begin
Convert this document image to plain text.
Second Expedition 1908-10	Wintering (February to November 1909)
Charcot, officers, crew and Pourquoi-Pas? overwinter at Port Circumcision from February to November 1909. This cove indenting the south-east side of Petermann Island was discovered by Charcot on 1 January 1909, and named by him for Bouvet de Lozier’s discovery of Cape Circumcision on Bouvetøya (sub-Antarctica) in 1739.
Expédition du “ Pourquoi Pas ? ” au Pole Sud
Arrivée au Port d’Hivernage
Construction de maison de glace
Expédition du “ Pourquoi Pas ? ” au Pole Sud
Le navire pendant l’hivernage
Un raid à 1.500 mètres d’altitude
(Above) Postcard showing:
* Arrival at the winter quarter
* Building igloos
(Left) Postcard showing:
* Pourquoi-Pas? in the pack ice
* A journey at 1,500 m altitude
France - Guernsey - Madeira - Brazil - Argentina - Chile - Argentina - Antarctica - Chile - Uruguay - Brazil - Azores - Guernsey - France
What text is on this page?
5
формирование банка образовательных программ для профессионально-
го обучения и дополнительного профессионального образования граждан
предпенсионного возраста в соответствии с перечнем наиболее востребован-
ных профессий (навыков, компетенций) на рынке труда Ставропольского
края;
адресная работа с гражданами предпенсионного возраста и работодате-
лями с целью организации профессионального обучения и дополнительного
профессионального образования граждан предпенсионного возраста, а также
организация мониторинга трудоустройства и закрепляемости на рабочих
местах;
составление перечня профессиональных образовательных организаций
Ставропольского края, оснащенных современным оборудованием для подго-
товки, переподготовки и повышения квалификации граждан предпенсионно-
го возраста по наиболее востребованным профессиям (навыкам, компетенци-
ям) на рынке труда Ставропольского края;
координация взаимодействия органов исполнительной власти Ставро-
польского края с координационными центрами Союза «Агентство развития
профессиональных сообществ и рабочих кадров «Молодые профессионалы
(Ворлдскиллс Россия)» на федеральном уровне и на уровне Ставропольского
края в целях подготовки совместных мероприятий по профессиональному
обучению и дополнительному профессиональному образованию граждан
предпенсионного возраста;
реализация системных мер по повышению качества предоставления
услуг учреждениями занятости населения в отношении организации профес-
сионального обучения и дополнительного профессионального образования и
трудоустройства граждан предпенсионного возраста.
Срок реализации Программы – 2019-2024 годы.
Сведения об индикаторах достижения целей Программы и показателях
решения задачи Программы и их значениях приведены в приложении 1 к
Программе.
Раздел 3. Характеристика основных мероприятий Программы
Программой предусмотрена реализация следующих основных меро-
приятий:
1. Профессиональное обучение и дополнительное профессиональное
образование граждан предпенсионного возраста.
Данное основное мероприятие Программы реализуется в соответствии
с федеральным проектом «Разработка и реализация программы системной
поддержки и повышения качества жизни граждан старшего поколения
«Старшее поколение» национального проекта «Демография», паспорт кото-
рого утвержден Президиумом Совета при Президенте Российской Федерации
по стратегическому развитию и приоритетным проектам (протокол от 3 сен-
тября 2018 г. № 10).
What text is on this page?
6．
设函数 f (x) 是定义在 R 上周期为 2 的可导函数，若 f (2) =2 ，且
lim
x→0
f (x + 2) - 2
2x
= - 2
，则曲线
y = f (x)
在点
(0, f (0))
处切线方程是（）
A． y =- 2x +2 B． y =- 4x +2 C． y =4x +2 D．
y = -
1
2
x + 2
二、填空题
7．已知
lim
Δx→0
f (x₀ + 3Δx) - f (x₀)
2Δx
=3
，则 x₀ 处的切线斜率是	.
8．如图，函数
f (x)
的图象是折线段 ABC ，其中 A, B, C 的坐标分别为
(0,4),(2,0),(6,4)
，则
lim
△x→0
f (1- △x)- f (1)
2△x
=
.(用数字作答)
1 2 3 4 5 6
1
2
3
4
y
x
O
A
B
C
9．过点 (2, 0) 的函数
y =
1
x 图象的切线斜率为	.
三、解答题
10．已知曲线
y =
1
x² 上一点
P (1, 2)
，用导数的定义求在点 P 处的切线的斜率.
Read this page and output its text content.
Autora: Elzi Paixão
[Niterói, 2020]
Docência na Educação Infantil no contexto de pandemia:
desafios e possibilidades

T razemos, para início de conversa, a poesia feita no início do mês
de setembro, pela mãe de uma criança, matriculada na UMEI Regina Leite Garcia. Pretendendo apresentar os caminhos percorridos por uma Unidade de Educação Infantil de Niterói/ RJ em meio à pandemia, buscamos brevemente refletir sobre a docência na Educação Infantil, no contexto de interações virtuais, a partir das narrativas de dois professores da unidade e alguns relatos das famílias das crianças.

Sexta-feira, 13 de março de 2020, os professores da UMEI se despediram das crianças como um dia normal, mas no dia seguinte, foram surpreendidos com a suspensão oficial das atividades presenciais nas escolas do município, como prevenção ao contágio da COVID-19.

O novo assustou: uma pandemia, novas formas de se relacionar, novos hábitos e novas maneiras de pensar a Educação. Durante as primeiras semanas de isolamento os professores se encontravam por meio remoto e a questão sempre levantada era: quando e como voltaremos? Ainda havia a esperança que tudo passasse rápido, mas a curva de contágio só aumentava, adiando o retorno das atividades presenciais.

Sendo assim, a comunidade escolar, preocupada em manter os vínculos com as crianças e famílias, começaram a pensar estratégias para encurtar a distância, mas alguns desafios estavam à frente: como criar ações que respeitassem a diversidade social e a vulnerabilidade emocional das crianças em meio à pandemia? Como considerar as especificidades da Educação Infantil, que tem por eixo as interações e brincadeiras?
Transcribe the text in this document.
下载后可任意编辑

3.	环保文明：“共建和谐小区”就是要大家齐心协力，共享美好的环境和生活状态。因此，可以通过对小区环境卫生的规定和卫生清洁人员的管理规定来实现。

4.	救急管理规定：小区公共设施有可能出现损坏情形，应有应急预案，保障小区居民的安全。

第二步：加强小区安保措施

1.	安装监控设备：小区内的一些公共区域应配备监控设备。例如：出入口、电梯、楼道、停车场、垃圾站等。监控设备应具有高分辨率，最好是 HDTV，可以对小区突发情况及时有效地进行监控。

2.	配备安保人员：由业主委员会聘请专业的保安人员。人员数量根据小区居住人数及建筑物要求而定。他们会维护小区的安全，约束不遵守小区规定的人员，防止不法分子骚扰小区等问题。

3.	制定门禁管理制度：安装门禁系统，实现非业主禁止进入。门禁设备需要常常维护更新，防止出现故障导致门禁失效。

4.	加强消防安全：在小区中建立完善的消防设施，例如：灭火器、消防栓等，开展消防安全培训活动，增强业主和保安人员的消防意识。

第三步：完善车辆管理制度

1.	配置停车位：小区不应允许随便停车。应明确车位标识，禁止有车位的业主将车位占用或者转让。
end
Pull every line containing the word "трудоустройства" out of the material and copy it.

организация мониторинга трудоустройства и закрепляемости на рабочих
трудоустройства граждан предпенсионного возраста.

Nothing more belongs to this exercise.